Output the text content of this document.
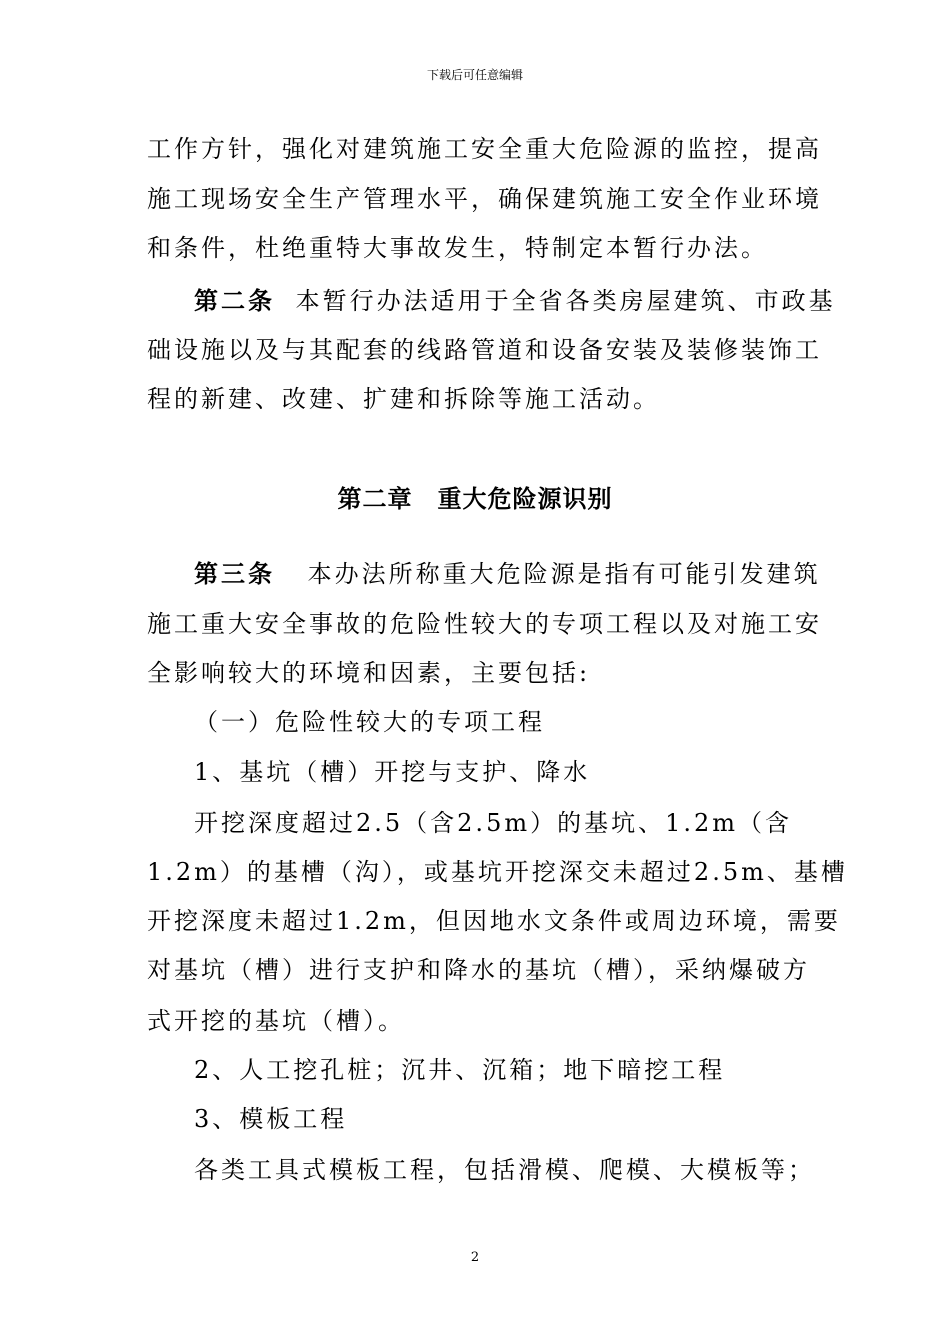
下载后可任意编辑
工作方针，强化对建筑施工安全重大危险源的监控，提高
施工现场安全生产管理水平，确保建筑施工安全作业环境
和条件，杜绝重特大事故发生，特制定本暂行办法。
第二条 本暂行办法适用于全省各类房屋建筑、市政基
础设施以及与其配套的线路管道和设备安装及装修装饰工
程的新建、改建、扩建和拆除等施工活动。
第二章　重大危险源识别
第三条 本办法所称重大危险源是指有可能引发建筑
施工重大安全事故的危险性较大的专项工程以及对施工安
全影响较大的环境和因素，主要包括:
（一）危险性较大的专项工程
1、基坑（槽）开挖与支护、降水
开挖深度超过2.5（含2.5m）的基坑、1.2m（含
1.2m）的基槽（沟），或基坑开挖深交未超过2.5m、基槽
开挖深度未超过1.2m，但因地水文条件或周边环境，需要
对基坑（槽）进行支护和降水的基坑（槽），采纳爆破方
式开挖的基坑（槽）。
2、人工挖孔桩；沉井、沉箱；地下暗挖工程
3、模板工程
各类工具式模板工程，包括滑模、爬模、大模板等；
2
------------
Pictures are excluded; copy all other data exactly as shown.

• _EXERCISE SOLUTION_
Output the text content of this document.
下载后可任意编辑
工作方针，强化对建筑施工安全重大危险源的监控，提高
施工现场安全生产管理水平，确保建筑施工安全作业环境
和条件，杜绝重特大事故发生，特制定本暂行办法。
第二条 本暂行办法适用于全省各类房屋建筑、市政基
础设施以及与其配套的线路管道和设备安装及装修装饰工
程的新建、改建、扩建和拆除等施工活动。
第二章　重大危险源识别
第三条 本办法所称重大危险源是指有可能引发建筑
施工重大安全事故的危险性较大的专项工程以及对施工安
全影响较大的环境和因素，主要包括:
（一）危险性较大的专项工程
1、基坑（槽）开挖与支护、降水
开挖深度超过2.5（含2.5m）的基坑、1.2m（含
1.2m）的基槽（沟），或基坑开挖深交未超过2.5m、基槽
开挖深度未超过1.2m，但因地水文条件或周边环境，需要
对基坑（槽）进行支护和降水的基坑（槽），采纳爆破方
式开挖的基坑（槽）。
2、人工挖孔桩；沉井、沉箱；地下暗挖工程
3、模板工程
各类工具式模板工程，包括滑模、爬模、大模板等；
2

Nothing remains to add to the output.